Data entries
^^^^
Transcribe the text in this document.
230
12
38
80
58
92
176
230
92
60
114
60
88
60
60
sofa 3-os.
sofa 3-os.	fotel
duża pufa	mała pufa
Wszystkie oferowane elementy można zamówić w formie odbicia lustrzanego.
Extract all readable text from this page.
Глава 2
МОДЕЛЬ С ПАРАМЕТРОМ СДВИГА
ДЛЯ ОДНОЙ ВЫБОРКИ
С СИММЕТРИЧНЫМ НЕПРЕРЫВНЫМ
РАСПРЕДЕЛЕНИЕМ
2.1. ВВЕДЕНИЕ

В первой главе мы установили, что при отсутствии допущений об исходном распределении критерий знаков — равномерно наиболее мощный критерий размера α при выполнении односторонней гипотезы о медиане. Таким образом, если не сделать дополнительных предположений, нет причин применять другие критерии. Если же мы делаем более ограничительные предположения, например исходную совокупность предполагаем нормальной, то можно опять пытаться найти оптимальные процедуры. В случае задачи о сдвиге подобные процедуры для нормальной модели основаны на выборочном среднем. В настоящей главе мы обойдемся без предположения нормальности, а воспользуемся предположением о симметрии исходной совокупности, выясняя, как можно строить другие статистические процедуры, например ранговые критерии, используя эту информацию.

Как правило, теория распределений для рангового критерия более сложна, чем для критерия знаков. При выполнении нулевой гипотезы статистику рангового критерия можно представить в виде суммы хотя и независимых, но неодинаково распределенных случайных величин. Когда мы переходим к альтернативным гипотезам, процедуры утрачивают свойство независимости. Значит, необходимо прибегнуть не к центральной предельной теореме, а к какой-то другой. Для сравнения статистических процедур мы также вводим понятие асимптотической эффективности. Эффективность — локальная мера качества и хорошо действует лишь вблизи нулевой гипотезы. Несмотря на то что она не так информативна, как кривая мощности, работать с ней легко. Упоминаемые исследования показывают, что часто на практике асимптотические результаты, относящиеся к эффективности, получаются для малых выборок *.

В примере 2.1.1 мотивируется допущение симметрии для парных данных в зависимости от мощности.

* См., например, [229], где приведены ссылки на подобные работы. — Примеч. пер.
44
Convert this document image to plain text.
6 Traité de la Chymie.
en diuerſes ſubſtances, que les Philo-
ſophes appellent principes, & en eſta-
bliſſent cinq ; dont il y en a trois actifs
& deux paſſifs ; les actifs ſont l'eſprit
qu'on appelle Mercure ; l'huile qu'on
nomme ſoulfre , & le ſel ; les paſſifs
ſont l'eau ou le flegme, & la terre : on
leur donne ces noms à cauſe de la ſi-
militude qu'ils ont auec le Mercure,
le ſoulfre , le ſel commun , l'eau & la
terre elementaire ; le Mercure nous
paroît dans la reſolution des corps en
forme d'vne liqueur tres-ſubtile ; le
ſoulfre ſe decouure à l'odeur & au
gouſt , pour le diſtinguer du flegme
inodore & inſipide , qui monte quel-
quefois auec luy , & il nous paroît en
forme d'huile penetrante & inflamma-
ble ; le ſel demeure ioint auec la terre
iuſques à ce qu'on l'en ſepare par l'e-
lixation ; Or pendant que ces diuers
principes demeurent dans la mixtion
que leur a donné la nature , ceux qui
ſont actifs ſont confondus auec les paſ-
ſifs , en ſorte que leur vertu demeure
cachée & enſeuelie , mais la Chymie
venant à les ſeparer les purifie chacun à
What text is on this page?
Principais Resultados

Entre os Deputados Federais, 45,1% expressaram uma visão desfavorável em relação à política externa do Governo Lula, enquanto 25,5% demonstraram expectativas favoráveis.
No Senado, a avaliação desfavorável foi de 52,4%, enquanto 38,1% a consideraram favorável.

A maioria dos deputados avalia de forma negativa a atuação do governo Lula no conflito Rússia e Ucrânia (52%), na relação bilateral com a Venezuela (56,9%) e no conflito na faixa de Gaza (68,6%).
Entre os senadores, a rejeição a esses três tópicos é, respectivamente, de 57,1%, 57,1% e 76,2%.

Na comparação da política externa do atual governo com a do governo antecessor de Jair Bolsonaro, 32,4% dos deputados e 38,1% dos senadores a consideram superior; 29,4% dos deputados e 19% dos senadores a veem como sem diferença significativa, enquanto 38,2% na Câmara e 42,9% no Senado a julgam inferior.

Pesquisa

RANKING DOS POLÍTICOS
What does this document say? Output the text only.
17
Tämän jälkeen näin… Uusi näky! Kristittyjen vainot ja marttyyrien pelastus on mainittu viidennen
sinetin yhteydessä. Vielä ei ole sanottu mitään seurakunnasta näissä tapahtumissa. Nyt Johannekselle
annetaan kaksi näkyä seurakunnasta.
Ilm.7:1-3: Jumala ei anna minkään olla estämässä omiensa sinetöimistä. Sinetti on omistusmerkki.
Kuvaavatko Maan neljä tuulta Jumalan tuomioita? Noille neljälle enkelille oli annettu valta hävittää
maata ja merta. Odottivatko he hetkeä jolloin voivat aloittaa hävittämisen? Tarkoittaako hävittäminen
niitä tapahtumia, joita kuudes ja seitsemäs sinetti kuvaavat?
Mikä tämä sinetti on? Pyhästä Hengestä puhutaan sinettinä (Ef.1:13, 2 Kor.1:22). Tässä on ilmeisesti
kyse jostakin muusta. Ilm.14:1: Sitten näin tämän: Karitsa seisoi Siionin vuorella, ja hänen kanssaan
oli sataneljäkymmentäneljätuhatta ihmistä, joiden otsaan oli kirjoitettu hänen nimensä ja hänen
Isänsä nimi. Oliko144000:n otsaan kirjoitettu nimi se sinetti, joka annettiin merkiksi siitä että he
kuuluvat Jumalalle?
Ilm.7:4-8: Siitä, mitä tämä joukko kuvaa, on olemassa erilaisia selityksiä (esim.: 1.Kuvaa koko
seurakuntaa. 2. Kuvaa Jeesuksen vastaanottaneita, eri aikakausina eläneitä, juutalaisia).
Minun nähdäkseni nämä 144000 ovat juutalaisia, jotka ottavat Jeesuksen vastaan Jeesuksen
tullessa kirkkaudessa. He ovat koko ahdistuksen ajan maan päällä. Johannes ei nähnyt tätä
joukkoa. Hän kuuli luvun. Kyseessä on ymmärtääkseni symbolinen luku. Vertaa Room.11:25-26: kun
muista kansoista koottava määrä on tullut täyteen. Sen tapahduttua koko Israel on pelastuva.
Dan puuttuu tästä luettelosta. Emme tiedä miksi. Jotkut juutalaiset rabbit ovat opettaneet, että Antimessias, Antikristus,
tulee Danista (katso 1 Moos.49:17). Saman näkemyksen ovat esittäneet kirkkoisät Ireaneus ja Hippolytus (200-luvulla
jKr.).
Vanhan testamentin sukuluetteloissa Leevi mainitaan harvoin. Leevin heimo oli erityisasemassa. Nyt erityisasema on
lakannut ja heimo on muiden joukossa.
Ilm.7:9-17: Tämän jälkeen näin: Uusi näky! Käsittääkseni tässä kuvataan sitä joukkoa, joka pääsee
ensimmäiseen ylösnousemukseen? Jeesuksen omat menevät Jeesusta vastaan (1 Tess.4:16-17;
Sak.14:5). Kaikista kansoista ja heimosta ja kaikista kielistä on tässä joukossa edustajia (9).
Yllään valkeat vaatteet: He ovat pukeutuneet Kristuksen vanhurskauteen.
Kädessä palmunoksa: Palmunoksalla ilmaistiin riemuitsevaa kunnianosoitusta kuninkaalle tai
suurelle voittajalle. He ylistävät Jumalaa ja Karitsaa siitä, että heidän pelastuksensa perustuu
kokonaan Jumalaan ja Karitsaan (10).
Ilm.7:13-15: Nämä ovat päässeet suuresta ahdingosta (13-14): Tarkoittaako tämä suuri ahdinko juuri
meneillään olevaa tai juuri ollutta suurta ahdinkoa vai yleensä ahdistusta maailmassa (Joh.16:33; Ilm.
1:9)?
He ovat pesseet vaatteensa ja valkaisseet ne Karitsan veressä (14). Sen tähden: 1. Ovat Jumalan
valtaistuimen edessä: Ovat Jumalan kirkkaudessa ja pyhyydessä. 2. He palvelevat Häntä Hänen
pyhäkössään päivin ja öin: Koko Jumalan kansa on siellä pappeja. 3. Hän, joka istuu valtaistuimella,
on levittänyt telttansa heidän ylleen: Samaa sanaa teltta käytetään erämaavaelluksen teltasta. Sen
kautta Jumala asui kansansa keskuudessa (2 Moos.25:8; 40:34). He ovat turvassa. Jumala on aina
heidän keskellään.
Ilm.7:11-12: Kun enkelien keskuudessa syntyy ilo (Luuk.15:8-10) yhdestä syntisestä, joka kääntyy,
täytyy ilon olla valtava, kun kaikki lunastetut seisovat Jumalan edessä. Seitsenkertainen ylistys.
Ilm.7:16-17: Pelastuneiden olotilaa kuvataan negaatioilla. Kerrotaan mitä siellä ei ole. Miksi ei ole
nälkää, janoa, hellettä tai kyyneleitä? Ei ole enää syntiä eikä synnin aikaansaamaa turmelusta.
^^^^
• Directions:
Say how many lines in the listing above include "terre". Give nothing but the number.

• Task response:
3